-- start of RECORD EXTRACTS --

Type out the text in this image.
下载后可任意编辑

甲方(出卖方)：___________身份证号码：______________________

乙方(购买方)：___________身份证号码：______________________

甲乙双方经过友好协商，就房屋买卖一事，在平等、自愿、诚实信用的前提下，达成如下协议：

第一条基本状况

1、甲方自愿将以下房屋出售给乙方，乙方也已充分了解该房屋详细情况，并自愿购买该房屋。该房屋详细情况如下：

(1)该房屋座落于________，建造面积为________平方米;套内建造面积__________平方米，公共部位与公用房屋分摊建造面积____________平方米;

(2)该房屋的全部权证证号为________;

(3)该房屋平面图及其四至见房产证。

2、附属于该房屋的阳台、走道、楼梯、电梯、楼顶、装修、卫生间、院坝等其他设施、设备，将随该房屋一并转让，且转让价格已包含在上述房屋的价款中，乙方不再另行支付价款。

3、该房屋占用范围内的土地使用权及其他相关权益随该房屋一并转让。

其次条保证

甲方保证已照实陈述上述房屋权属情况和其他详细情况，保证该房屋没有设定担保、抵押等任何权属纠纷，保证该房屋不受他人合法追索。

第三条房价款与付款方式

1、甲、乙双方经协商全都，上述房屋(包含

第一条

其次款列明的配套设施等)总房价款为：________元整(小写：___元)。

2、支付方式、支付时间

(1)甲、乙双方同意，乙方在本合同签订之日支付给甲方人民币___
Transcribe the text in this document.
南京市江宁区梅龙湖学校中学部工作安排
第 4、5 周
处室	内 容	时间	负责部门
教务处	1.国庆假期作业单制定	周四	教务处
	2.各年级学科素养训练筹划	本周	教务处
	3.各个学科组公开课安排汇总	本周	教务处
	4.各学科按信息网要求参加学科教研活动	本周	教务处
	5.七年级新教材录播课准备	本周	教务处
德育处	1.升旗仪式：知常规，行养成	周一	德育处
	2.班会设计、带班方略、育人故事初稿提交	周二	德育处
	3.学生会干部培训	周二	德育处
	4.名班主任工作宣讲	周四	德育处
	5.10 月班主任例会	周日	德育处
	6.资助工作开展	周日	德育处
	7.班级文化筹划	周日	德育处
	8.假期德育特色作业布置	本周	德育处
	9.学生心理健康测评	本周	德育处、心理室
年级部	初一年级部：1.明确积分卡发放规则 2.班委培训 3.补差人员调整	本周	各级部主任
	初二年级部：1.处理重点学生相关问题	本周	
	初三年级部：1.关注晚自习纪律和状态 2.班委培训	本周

-- end of RECORD EXTRACTS --

**WHAT IS REQUIRED**
Transcribe the records above exactly, but only from the line that contains "Transcribe the text in this document." through their final line, inclusive.

**EXPECTED ANSWER**
Transcribe the text in this document.
南京市江宁区梅龙湖学校中学部工作安排
第 4、5 周
处室	内 容	时间	负责部门
教务处	1.国庆假期作业单制定	周四	教务处
	2.各年级学科素养训练筹划	本周	教务处
	3.各个学科组公开课安排汇总	本周	教务处
	4.各学科按信息网要求参加学科教研活动	本周	教务处
	5.七年级新教材录播课准备	本周	教务处
德育处	1.升旗仪式：知常规，行养成	周一	德育处
	2.班会设计、带班方略、育人故事初稿提交	周二	德育处
	3.学生会干部培训	周二	德育处
	4.名班主任工作宣讲	周四	德育处
	5.10 月班主任例会	周日	德育处
	6.资助工作开展	周日	德育处
	7.班级文化筹划	周日	德育处
	8.假期德育特色作业布置	本周	德育处
	9.学生心理健康测评	本周	德育处、心理室
年级部	初一年级部：1.明确积分卡发放规则 2.班委培训 3.补差人员调整	本周	各级部主任
	初二年级部：1.处理重点学生相关问题	本周	
	初三年级部：1.关注晚自习纪律和状态 2.班委培训	本周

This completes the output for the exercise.